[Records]
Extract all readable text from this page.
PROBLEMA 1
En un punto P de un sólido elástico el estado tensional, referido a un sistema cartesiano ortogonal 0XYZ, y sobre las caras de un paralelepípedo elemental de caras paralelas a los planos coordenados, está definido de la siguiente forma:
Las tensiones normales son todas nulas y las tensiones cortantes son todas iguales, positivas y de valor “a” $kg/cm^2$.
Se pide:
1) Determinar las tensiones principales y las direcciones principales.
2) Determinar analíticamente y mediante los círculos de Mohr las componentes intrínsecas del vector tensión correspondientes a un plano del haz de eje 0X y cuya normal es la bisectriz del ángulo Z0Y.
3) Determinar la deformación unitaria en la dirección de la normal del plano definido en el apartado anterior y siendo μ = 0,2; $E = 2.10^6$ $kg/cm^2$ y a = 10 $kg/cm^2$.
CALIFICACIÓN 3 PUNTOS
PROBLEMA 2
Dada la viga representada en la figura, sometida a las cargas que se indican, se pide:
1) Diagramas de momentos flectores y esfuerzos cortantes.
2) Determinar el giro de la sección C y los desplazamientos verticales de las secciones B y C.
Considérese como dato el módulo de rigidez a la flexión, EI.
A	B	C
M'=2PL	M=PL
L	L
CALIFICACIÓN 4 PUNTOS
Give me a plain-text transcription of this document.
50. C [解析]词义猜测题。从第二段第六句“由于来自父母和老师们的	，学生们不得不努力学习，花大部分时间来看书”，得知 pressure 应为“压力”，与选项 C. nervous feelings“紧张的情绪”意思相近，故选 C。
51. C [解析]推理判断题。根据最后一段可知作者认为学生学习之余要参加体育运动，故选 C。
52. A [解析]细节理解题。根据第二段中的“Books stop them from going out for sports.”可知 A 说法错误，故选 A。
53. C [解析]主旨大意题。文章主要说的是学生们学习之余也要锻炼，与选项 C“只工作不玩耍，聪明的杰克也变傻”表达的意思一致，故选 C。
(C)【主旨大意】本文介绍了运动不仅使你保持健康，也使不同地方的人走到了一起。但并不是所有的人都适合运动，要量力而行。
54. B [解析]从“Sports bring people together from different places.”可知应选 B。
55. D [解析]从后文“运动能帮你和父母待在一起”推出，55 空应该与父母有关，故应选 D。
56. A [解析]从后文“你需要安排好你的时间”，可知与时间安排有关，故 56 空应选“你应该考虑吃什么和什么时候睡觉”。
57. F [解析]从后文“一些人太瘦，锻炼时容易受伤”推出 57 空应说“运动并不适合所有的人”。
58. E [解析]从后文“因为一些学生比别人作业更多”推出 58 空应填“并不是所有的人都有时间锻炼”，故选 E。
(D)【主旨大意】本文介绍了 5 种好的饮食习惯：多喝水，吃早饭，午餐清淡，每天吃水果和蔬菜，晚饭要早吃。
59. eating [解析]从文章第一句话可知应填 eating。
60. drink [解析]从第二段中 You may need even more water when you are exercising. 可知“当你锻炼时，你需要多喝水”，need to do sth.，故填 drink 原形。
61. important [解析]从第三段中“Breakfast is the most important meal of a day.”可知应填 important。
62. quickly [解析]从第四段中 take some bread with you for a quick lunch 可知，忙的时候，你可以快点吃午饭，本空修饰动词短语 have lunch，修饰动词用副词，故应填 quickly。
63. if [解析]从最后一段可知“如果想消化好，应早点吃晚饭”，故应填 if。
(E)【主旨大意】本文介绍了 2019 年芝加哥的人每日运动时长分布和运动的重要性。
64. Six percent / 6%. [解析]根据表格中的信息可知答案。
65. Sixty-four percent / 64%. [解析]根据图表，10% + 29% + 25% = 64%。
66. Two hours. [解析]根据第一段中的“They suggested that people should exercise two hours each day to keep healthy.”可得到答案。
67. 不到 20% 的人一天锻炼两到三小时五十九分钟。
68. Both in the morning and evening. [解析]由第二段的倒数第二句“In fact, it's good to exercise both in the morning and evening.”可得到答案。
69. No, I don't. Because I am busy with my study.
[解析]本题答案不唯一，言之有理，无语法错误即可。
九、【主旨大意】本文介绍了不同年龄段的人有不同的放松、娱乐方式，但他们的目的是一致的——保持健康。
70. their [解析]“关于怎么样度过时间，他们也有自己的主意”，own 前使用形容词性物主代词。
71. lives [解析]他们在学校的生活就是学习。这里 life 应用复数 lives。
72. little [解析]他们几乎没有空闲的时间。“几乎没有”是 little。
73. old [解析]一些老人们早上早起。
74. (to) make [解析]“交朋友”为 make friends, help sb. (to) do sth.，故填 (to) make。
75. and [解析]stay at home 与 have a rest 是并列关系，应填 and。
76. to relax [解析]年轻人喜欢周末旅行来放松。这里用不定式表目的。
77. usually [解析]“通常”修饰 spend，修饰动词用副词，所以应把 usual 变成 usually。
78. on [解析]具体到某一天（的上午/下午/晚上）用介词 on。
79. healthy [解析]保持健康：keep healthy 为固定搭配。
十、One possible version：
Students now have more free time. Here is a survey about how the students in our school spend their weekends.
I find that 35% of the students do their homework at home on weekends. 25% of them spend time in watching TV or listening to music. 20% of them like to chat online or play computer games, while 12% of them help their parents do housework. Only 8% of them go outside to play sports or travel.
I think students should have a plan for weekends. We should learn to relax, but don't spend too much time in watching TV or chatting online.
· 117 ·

## WORK TO BE COMPLETED
Repeat each of the entries above precisely as given.

## OUTPUT OF THE EXERCISE
Extract all readable text from this page.
PROBLEMA 1
En un punto P de un sólido elástico el estado tensional, referido a un sistema cartesiano ortogonal 0XYZ, y sobre las caras de un paralelepípedo elemental de caras paralelas a los planos coordenados, está definido de la siguiente forma:
Las tensiones normales son todas nulas y las tensiones cortantes son todas iguales, positivas y de valor “a” $kg/cm^2$.
Se pide:
1) Determinar las tensiones principales y las direcciones principales.
2) Determinar analíticamente y mediante los círculos de Mohr las componentes intrínsecas del vector tensión correspondientes a un plano del haz de eje 0X y cuya normal es la bisectriz del ángulo Z0Y.
3) Determinar la deformación unitaria en la dirección de la normal del plano definido en el apartado anterior y siendo μ = 0,2; $E = 2.10^6$ $kg/cm^2$ y a = 10 $kg/cm^2$.
CALIFICACIÓN 3 PUNTOS
PROBLEMA 2
Dada la viga representada en la figura, sometida a las cargas que se indican, se pide:
1) Diagramas de momentos flectores y esfuerzos cortantes.
2) Determinar el giro de la sección C y los desplazamientos verticales de las secciones B y C.
Considérese como dato el módulo de rigidez a la flexión, EI.
A	B	C
M'=2PL	M=PL
L	L
CALIFICACIÓN 4 PUNTOS
Give me a plain-text transcription of this document.
50. C [解析]词义猜测题。从第二段第六句“由于来自父母和老师们的	，学生们不得不努力学习，花大部分时间来看书”，得知 pressure 应为“压力”，与选项 C. nervous feelings“紧张的情绪”意思相近，故选 C。
51. C [解析]推理判断题。根据最后一段可知作者认为学生学习之余要参加体育运动，故选 C。
52. A [解析]细节理解题。根据第二段中的“Books stop them from going out for sports.”可知 A 说法错误，故选 A。
53. C [解析]主旨大意题。文章主要说的是学生们学习之余也要锻炼，与选项 C“只工作不玩耍，聪明的杰克也变傻”表达的意思一致，故选 C。
(C)【主旨大意】本文介绍了运动不仅使你保持健康，也使不同地方的人走到了一起。但并不是所有的人都适合运动，要量力而行。
54. B [解析]从“Sports bring people together from different places.”可知应选 B。
55. D [解析]从后文“运动能帮你和父母待在一起”推出，55 空应该与父母有关，故应选 D。
56. A [解析]从后文“你需要安排好你的时间”，可知与时间安排有关，故 56 空应选“你应该考虑吃什么和什么时候睡觉”。
57. F [解析]从后文“一些人太瘦，锻炼时容易受伤”推出 57 空应说“运动并不适合所有的人”。
58. E [解析]从后文“因为一些学生比别人作业更多”推出 58 空应填“并不是所有的人都有时间锻炼”，故选 E。
(D)【主旨大意】本文介绍了 5 种好的饮食习惯：多喝水，吃早饭，午餐清淡，每天吃水果和蔬菜，晚饭要早吃。
59. eating [解析]从文章第一句话可知应填 eating。
60. drink [解析]从第二段中 You may need even more water when you are exercising. 可知“当你锻炼时，你需要多喝水”，need to do sth.，故填 drink 原形。
61. important [解析]从第三段中“Breakfast is the most important meal of a day.”可知应填 important。
62. quickly [解析]从第四段中 take some bread with you for a quick lunch 可知，忙的时候，你可以快点吃午饭，本空修饰动词短语 have lunch，修饰动词用副词，故应填 quickly。
63. if [解析]从最后一段可知“如果想消化好，应早点吃晚饭”，故应填 if。
(E)【主旨大意】本文介绍了 2019 年芝加哥的人每日运动时长分布和运动的重要性。
64. Six percent / 6%. [解析]根据表格中的信息可知答案。
65. Sixty-four percent / 64%. [解析]根据图表，10% + 29% + 25% = 64%。
66. Two hours. [解析]根据第一段中的“They suggested that people should exercise two hours each day to keep healthy.”可得到答案。
67. 不到 20% 的人一天锻炼两到三小时五十九分钟。
68. Both in the morning and evening. [解析]由第二段的倒数第二句“In fact, it's good to exercise both in the morning and evening.”可得到答案。
69. No, I don't. Because I am busy with my study.
[解析]本题答案不唯一，言之有理，无语法错误即可。
九、【主旨大意】本文介绍了不同年龄段的人有不同的放松、娱乐方式，但他们的目的是一致的——保持健康。
70. their [解析]“关于怎么样度过时间，他们也有自己的主意”，own 前使用形容词性物主代词。
71. lives [解析]他们在学校的生活就是学习。这里 life 应用复数 lives。
72. little [解析]他们几乎没有空闲的时间。“几乎没有”是 little。
73. old [解析]一些老人们早上早起。
74. (to) make [解析]“交朋友”为 make friends, help sb. (to) do sth.，故填 (to) make。
75. and [解析]stay at home 与 have a rest 是并列关系，应填 and。
76. to relax [解析]年轻人喜欢周末旅行来放松。这里用不定式表目的。
77. usually [解析]“通常”修饰 spend，修饰动词用副词，所以应把 usual 变成 usually。
78. on [解析]具体到某一天（的上午/下午/晚上）用介词 on。
79. healthy [解析]保持健康：keep healthy 为固定搭配。
十、One possible version：
Students now have more free time. Here is a survey about how the students in our school spend their weekends.
I find that 35% of the students do their homework at home on weekends. 25% of them spend time in watching TV or listening to music. 20% of them like to chat online or play computer games, while 12% of them help their parents do housework. Only 8% of them go outside to play sports or travel.
I think students should have a plan for weekends. We should learn to relax, but don't spend too much time in watching TV or chatting online.
· 117 ·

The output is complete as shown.